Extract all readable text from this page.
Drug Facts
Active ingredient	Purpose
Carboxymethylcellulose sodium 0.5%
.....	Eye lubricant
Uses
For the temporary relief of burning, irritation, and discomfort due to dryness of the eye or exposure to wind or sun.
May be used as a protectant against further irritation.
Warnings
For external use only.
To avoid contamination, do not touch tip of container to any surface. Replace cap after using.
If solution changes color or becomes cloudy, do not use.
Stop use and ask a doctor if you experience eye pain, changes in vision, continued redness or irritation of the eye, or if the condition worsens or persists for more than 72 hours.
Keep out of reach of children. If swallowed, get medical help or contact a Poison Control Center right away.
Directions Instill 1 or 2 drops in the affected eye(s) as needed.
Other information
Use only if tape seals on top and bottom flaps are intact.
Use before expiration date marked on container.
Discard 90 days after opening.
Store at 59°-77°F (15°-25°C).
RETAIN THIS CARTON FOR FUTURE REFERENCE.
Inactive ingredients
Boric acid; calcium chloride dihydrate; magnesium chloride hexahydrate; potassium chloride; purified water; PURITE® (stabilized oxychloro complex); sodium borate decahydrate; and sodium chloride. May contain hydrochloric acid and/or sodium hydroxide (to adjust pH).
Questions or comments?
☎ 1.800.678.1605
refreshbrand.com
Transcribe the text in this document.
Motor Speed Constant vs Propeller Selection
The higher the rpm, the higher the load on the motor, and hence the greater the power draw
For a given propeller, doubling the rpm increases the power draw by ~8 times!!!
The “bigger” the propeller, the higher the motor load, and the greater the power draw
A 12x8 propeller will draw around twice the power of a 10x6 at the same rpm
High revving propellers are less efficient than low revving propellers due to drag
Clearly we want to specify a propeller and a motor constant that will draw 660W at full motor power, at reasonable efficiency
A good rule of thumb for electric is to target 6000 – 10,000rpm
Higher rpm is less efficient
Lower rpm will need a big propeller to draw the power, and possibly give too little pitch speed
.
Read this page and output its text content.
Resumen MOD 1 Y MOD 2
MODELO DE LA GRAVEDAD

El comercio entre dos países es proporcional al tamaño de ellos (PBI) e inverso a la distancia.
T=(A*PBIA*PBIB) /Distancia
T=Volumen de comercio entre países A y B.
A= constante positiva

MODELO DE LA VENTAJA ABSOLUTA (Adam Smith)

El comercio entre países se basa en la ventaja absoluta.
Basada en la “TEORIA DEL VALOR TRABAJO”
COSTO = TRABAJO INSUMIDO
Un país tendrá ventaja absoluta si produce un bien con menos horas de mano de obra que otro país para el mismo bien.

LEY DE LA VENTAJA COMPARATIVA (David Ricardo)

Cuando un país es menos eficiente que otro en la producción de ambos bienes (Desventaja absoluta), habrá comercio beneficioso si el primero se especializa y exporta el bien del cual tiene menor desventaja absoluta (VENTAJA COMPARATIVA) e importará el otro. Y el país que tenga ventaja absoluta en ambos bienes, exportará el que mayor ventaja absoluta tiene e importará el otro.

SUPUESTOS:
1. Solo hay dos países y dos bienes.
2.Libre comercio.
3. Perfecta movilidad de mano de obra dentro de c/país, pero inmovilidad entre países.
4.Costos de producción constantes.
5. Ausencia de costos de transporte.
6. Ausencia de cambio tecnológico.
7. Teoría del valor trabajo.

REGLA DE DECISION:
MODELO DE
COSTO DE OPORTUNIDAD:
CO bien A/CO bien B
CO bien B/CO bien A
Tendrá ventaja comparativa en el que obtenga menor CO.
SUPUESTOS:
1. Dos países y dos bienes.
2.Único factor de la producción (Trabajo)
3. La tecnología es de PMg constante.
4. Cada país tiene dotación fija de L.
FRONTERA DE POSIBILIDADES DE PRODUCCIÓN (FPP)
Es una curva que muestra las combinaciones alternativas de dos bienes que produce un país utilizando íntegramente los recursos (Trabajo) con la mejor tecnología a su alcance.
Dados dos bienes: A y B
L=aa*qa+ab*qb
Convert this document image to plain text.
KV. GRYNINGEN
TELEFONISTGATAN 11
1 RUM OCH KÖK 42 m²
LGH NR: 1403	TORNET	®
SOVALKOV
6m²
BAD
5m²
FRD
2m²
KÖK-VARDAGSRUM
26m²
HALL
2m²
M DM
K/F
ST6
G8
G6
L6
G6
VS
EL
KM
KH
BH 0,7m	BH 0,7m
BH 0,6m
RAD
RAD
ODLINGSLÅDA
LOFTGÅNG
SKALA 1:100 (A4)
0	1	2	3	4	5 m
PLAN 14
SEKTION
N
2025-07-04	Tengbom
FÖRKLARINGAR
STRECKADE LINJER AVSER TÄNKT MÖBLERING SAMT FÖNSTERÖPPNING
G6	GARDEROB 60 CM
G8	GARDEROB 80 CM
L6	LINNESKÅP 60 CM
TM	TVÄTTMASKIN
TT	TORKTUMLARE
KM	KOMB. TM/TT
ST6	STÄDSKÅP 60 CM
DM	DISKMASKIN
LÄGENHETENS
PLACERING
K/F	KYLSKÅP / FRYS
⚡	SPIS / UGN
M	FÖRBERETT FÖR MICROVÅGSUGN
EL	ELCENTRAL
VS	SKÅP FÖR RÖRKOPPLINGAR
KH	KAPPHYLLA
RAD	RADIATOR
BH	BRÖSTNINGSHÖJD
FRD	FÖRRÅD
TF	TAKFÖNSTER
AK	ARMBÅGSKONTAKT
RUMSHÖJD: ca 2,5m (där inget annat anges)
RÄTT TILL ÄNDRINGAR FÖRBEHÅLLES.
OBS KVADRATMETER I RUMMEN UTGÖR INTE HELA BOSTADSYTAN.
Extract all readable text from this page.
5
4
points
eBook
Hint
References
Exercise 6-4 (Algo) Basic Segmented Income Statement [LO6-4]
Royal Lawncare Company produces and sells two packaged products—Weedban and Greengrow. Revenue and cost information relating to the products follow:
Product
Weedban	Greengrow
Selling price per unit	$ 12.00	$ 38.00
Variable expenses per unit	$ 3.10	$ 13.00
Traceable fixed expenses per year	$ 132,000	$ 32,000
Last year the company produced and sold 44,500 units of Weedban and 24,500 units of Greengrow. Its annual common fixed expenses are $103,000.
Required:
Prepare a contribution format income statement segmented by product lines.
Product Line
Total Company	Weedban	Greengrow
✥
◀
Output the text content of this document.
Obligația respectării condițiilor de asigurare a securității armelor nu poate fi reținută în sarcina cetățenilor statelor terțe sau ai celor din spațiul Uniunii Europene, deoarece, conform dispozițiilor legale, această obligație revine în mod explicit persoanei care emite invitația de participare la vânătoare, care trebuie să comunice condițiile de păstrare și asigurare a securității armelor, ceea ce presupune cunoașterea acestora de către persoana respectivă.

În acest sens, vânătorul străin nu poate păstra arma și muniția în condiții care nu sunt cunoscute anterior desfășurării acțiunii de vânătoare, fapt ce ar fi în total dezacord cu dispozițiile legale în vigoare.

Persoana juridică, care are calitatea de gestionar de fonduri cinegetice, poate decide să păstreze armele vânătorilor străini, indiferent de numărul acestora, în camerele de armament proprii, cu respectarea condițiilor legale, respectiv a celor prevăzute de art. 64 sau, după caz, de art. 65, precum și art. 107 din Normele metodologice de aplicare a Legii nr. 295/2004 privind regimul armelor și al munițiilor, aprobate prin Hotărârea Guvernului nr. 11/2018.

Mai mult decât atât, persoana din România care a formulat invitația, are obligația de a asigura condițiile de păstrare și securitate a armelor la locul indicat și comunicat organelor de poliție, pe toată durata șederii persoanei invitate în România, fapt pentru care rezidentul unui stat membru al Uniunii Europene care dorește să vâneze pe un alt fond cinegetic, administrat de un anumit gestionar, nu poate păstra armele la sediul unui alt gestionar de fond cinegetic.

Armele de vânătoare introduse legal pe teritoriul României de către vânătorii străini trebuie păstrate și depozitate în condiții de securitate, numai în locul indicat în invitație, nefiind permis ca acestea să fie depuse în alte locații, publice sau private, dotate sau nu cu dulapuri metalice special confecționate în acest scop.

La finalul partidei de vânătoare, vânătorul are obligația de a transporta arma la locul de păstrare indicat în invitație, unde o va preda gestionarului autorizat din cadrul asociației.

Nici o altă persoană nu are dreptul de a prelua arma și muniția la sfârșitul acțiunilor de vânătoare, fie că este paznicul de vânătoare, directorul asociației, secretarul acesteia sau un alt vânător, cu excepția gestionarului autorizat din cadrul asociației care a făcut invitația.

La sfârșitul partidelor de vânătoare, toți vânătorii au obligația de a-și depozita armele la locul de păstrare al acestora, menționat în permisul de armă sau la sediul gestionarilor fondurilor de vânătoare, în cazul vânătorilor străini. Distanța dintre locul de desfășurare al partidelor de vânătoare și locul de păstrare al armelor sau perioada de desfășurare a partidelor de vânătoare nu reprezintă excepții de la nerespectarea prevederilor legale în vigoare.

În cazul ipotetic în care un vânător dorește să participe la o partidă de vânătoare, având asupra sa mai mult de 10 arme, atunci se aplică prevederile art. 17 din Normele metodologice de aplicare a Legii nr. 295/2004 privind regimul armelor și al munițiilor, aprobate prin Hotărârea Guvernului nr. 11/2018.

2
++++++++
Using the listing, collect all lines in which the string "obra" is found.

§ **THE ANSWER**
Un país tendrá ventaja absoluta si produce un bien con menos horas de mano de obra que otro país para el mismo bien.
3. Perfecta movilidad de mano de obra dentro de c/país, pero inmovilidad entre países.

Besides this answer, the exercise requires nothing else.